Stored data
########

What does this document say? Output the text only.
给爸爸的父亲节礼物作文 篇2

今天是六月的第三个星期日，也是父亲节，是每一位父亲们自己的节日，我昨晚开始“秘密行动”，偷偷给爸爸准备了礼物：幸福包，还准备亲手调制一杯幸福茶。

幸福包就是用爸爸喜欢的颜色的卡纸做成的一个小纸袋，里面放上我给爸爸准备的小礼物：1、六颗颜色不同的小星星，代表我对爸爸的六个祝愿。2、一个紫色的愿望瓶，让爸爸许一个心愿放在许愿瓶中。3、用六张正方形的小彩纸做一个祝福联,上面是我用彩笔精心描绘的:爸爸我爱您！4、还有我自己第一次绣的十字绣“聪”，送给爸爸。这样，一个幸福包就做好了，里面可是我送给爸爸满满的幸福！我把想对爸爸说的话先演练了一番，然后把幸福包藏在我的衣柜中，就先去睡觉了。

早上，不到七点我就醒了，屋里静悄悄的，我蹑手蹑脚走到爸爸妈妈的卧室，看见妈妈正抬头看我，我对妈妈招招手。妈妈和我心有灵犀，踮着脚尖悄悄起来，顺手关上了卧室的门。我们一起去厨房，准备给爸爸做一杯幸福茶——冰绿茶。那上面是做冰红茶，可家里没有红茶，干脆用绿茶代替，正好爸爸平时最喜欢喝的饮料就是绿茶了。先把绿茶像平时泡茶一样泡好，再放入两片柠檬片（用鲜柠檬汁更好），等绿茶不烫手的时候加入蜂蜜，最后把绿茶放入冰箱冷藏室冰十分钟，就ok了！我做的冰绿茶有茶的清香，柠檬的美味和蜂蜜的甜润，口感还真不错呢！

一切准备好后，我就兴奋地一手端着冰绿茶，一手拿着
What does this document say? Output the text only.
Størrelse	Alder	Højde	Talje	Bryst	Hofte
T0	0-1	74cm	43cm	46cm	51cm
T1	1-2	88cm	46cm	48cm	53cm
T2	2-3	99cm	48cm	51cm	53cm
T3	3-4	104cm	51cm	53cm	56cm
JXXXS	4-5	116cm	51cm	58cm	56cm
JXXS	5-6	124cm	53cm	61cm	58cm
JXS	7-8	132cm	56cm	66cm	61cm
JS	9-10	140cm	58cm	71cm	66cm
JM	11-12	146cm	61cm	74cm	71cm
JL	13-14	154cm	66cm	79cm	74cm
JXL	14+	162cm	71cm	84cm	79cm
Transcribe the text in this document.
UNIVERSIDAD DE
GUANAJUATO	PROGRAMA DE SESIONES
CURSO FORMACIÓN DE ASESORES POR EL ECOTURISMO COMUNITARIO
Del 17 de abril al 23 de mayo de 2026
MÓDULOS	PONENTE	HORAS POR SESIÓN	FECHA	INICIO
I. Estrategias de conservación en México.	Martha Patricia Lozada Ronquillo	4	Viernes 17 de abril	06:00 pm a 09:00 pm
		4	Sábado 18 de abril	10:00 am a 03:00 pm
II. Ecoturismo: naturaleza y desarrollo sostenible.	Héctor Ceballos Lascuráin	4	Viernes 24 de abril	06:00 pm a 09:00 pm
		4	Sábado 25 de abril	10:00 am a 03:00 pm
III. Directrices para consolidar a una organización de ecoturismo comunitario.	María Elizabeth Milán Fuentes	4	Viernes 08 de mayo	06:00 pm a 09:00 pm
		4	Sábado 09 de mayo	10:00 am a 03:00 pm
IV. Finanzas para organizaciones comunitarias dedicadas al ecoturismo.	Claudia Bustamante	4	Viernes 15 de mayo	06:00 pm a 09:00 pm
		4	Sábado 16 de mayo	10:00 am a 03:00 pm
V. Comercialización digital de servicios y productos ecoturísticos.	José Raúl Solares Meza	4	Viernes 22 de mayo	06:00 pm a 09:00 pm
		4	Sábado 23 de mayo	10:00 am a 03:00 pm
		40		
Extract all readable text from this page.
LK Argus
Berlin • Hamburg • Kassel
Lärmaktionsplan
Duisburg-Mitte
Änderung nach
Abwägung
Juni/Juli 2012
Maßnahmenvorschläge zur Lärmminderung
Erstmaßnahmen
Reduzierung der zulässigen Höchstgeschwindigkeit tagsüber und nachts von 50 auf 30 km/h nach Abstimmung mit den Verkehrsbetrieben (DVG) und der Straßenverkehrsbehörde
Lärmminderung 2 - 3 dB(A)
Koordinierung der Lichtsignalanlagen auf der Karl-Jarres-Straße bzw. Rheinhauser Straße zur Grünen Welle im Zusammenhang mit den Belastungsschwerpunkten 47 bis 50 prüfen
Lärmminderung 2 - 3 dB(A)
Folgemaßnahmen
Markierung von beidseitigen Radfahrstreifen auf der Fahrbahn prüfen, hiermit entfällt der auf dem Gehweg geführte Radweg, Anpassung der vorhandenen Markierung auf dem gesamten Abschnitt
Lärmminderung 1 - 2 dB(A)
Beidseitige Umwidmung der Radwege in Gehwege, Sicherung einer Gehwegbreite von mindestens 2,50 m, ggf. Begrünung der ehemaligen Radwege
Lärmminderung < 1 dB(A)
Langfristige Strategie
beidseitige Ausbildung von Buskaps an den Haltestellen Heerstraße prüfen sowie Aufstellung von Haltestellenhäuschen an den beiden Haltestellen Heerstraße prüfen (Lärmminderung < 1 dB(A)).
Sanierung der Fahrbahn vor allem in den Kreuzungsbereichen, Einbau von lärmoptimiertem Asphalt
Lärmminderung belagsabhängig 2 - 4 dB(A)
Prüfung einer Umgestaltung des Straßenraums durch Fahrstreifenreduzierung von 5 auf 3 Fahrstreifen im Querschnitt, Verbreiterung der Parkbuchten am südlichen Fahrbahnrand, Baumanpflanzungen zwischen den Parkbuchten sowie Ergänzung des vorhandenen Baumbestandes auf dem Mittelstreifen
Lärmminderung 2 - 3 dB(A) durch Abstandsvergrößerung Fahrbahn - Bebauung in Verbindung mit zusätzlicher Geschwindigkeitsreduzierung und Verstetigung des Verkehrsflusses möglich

########

What is needed =
Set all of the records down again, exactly as they stand.

Output of the task =
What does this document say? Output the text only.
给爸爸的父亲节礼物作文 篇2

今天是六月的第三个星期日，也是父亲节，是每一位父亲们自己的节日，我昨晚开始“秘密行动”，偷偷给爸爸准备了礼物：幸福包，还准备亲手调制一杯幸福茶。

幸福包就是用爸爸喜欢的颜色的卡纸做成的一个小纸袋，里面放上我给爸爸准备的小礼物：1、六颗颜色不同的小星星，代表我对爸爸的六个祝愿。2、一个紫色的愿望瓶，让爸爸许一个心愿放在许愿瓶中。3、用六张正方形的小彩纸做一个祝福联,上面是我用彩笔精心描绘的:爸爸我爱您！4、还有我自己第一次绣的十字绣“聪”，送给爸爸。这样，一个幸福包就做好了，里面可是我送给爸爸满满的幸福！我把想对爸爸说的话先演练了一番，然后把幸福包藏在我的衣柜中，就先去睡觉了。

早上，不到七点我就醒了，屋里静悄悄的，我蹑手蹑脚走到爸爸妈妈的卧室，看见妈妈正抬头看我，我对妈妈招招手。妈妈和我心有灵犀，踮着脚尖悄悄起来，顺手关上了卧室的门。我们一起去厨房，准备给爸爸做一杯幸福茶——冰绿茶。那上面是做冰红茶，可家里没有红茶，干脆用绿茶代替，正好爸爸平时最喜欢喝的饮料就是绿茶了。先把绿茶像平时泡茶一样泡好，再放入两片柠檬片（用鲜柠檬汁更好），等绿茶不烫手的时候加入蜂蜜，最后把绿茶放入冰箱冷藏室冰十分钟，就ok了！我做的冰绿茶有茶的清香，柠檬的美味和蜂蜜的甜润，口感还真不错呢！

一切准备好后，我就兴奋地一手端着冰绿茶，一手拿着
What does this document say? Output the text only.
Størrelse	Alder	Højde	Talje	Bryst	Hofte
T0	0-1	74cm	43cm	46cm	51cm
T1	1-2	88cm	46cm	48cm	53cm
T2	2-3	99cm	48cm	51cm	53cm
T3	3-4	104cm	51cm	53cm	56cm
JXXXS	4-5	116cm	51cm	58cm	56cm
JXXS	5-6	124cm	53cm	61cm	58cm
JXS	7-8	132cm	56cm	66cm	61cm
JS	9-10	140cm	58cm	71cm	66cm
JM	11-12	146cm	61cm	74cm	71cm
JL	13-14	154cm	66cm	79cm	74cm
JXL	14+	162cm	71cm	84cm	79cm
Transcribe the text in this document.
UNIVERSIDAD DE
GUANAJUATO	PROGRAMA DE SESIONES
CURSO FORMACIÓN DE ASESORES POR EL ECOTURISMO COMUNITARIO
Del 17 de abril al 23 de mayo de 2026
MÓDULOS	PONENTE	HORAS POR SESIÓN	FECHA	INICIO
I. Estrategias de conservación en México.	Martha Patricia Lozada Ronquillo	4	Viernes 17 de abril	06:00 pm a 09:00 pm
		4	Sábado 18 de abril	10:00 am a 03:00 pm
II. Ecoturismo: naturaleza y desarrollo sostenible.	Héctor Ceballos Lascuráin	4	Viernes 24 de abril	06:00 pm a 09:00 pm
		4	Sábado 25 de abril	10:00 am a 03:00 pm
III. Directrices para consolidar a una organización de ecoturismo comunitario.	María Elizabeth Milán Fuentes	4	Viernes 08 de mayo	06:00 pm a 09:00 pm
		4	Sábado 09 de mayo	10:00 am a 03:00 pm
IV. Finanzas para organizaciones comunitarias dedicadas al ecoturismo.	Claudia Bustamante	4	Viernes 15 de mayo	06:00 pm a 09:00 pm
		4	Sábado 16 de mayo	10:00 am a 03:00 pm
V. Comercialización digital de servicios y productos ecoturísticos.	José Raúl Solares Meza	4	Viernes 22 de mayo	06:00 pm a 09:00 pm
		4	Sábado 23 de mayo	10:00 am a 03:00 pm
		40		
Extract all readable text from this page.
LK Argus
Berlin • Hamburg • Kassel
Lärmaktionsplan
Duisburg-Mitte
Änderung nach
Abwägung
Juni/Juli 2012
Maßnahmenvorschläge zur Lärmminderung
Erstmaßnahmen
Reduzierung der zulässigen Höchstgeschwindigkeit tagsüber und nachts von 50 auf 30 km/h nach Abstimmung mit den Verkehrsbetrieben (DVG) und der Straßenverkehrsbehörde
Lärmminderung 2 - 3 dB(A)
Koordinierung der Lichtsignalanlagen auf der Karl-Jarres-Straße bzw. Rheinhauser Straße zur Grünen Welle im Zusammenhang mit den Belastungsschwerpunkten 47 bis 50 prüfen
Lärmminderung 2 - 3 dB(A)
Folgemaßnahmen
Markierung von beidseitigen Radfahrstreifen auf der Fahrbahn prüfen, hiermit entfällt der auf dem Gehweg geführte Radweg, Anpassung der vorhandenen Markierung auf dem gesamten Abschnitt
Lärmminderung 1 - 2 dB(A)
Beidseitige Umwidmung der Radwege in Gehwege, Sicherung einer Gehwegbreite von mindestens 2,50 m, ggf. Begrünung der ehemaligen Radwege
Lärmminderung < 1 dB(A)
Langfristige Strategie
beidseitige Ausbildung von Buskaps an den Haltestellen Heerstraße prüfen sowie Aufstellung von Haltestellenhäuschen an den beiden Haltestellen Heerstraße prüfen (Lärmminderung < 1 dB(A)).
Sanierung der Fahrbahn vor allem in den Kreuzungsbereichen, Einbau von lärmoptimiertem Asphalt
Lärmminderung belagsabhängig 2 - 4 dB(A)
Prüfung einer Umgestaltung des Straßenraums durch Fahrstreifenreduzierung von 5 auf 3 Fahrstreifen im Querschnitt, Verbreiterung der Parkbuchten am südlichen Fahrbahnrand, Baumanpflanzungen zwischen den Parkbuchten sowie Ergänzung des vorhandenen Baumbestandes auf dem Mittelstreifen
Lärmminderung 2 - 3 dB(A) durch Abstandsvergrößerung Fahrbahn - Bebauung in Verbindung mit zusätzlicher Geschwindigkeitsreduzierung und Verstetigung des Verkehrsflusses möglich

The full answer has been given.